WORK REQUIRED:
Restate each of the lines below word for word and drop every picture.

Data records
* * * *

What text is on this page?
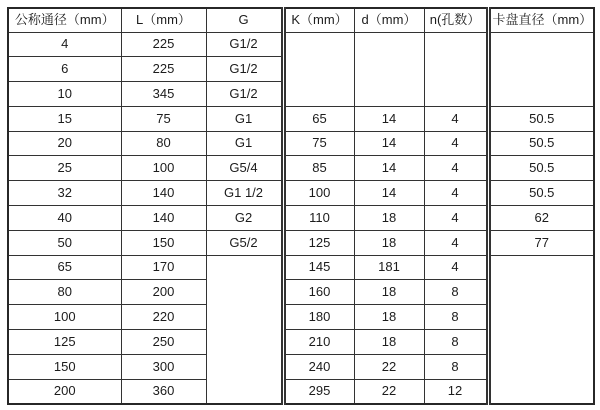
公称通径（mm）	L（mm）	G	K（mm）	d（mm）	n(孔数）	卡盘直径（mm）
4	225	G1/2				
6	225	G1/2				
10	345	G1/2				
15	75	G1	65	14	4	50.5
20	80	G1	75	14	4	50.5
25	100	G5/4	85	14	4	50.5
32	140	G1 1/2	100	14	4	50.5
40	140	G2	110	18	4	62
50	150	G5/2	125	18	4	77
65	170		145	181	4	
80	200		160	18	8	
100	220		180	18	8	
125	250		210	18	8	
150	300		240	22	8	
200	360		295	22	12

* * * *

FINISHED TASK:
What text is on this page?
公称通径（mm）	L（mm）	G	K（mm）	d（mm）	n(孔数）	卡盘直径（mm）
4	225	G1/2				
6	225	G1/2				
10	345	G1/2				
15	75	G1	65	14	4	50.5
20	80	G1	75	14	4	50.5
25	100	G5/4	85	14	4	50.5
32	140	G1 1/2	100	14	4	50.5
40	140	G2	110	18	4	62
50	150	G5/2	125	18	4	77
65	170		145	181	4	
80	200		160	18	8	
100	220		180	18	8	
125	250		210	18	8	
150	300		240	22	8	
200	360		295	22	12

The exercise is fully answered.